Page text
——

Within two weeks of telling my wife about my crime, my life was imploding. I was indicted for sexual assault. I spent $10,000 to retain a lawyer. There was an ugly article about me in the newspaper. I was losing my job. I was no longer welcome at church. Many of those I had called friends wouldn’t speak to me.
Worse was the knowledge I had irreparably hurt others. My vision of myself as good guy was forever shattered. I was a criminal, a predator, a monster. I was shame itself.
The State prosecutor was collecting evidence against me. He was calling former patients and fellow church members, asking probing questions. I became paranoid.
One day the phone rang. It was a guy I knew from church. After a few pleasantries, he started to ask about the details of my offenses. Did I do this? Did I do that? His voice on the phone sounded strange, kind of hollow. Was someone listening in? Hadn’t I heard of police using this kind of trap?
“I don’t think I should talk about this over the phone,” I said and hung up.
I was shaking. All my fears were coming true. I could see the looming devastation as if it had already happened.
I became tearful, agitated, withdrawn. I couldn’t sleep. I couldn’t eat. I sat for hours staring into the window of the wood stove, watching solid things turn to ash and smoke.
A Siren voice inside began to whisper that, like George Bailey, I was worth more dead than alive. I still had a half-million dollar life insurance policy at work, but not for long. I was on administrative leave. It was only a matter of time before they fired me. Wouldn’t it be better for my children to grow up comfortably situated without a sex offender for a father? I began to think the unthinkable. But how to do it?
I had once been working the E.R. when they brought in a guy who had shot himself in the head with a .22. He was still breathing. There was a neat little hole in his right temple. An x-ray showed the slug resting against the opposite side of his skull. He never regained consciousness. I pronounced him dead later that night. I didn’t own a gun. I never had. I was sure no one would lend me one now.
I remembered reading about someone who jumped from Cathedral Ledge in North Conway after being accused of sexual assault. I tried to envision it. Stepping into thin air. The long fall. The rocks rushing up. I felt queasy just thinking about it. I’d probably get up there and chicken out.
I still had the key to my office. I could lock myself in the med room and take a lethal cocktail. That would be painless, but maybe not successful. I had seen patients survive those kinds of overdoses. Some would never be the same.
I could drive my Jeep into the woods and attach a hose to the exhaust pipe. Alcohol would numb me while I waited for carbon monoxide to do its work. The more I thought about it, the easier it seemed. I bought a bottle of vodka and a two liter Coke as a mixer. I set aside a hose and some duct tape in the garage. I selected a site I knew, surrounded by shrubs, off a dirt road a few miles from home.
I had a few things to put in order before taking my leave.

——

Action item
Retype the personal account above, from "The State prosecutor" up to and including "ash and smoke.".

——

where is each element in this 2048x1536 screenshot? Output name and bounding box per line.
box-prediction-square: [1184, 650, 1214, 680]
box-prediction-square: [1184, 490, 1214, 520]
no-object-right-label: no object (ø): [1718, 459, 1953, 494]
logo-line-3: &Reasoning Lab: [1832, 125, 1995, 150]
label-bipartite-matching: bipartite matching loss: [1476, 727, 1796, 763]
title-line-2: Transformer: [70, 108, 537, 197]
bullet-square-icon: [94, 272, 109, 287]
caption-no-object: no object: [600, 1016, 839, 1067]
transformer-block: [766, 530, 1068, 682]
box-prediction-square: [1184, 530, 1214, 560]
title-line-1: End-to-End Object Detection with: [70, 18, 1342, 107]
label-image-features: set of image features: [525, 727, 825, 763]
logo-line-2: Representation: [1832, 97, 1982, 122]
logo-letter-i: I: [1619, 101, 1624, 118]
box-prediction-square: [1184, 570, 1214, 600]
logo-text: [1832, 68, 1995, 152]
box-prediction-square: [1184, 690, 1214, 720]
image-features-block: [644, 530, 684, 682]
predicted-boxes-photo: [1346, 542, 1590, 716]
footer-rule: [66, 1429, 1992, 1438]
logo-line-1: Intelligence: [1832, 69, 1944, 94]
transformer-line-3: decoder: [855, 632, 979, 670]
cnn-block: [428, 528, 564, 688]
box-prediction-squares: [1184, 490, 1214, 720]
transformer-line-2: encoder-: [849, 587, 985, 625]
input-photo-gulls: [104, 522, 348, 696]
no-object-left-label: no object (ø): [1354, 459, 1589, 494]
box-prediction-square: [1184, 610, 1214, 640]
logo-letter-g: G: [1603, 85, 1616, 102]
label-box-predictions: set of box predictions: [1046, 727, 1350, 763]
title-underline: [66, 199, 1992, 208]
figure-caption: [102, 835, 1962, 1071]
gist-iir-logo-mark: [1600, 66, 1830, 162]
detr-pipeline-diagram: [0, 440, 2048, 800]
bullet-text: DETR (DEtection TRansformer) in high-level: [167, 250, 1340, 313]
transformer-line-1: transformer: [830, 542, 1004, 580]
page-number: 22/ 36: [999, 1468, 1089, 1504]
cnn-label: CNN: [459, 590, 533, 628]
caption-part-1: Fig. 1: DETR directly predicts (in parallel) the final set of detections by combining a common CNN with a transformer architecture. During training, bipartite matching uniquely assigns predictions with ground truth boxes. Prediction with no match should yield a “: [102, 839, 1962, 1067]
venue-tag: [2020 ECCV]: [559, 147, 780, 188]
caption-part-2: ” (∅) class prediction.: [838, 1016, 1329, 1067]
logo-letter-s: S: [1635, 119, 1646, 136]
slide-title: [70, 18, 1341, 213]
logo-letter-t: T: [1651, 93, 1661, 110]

——

Task response
The State prosecutor was collecting evidence against me. He was calling former patients and fellow church members, asking probing questions. I became paranoid.
One day the phone rang. It was a guy I knew from church. After a few pleasantries, he started to ask about the details of my offenses. Did I do this? Did I do that? His voice on the phone sounded strange, kind of hollow. Was someone listening in? Hadn’t I heard of police using this kind of trap?
“I don’t think I should talk about this over the phone,” I said and hung up.
I was shaking. All my fears were coming true. I could see the looming devastation as if it had already happened.
I became tearful, agitated, withdrawn. I couldn’t sleep. I couldn’t eat. I sat for hours staring into the window of the wood stove, watching solid things turn to ash and smoke.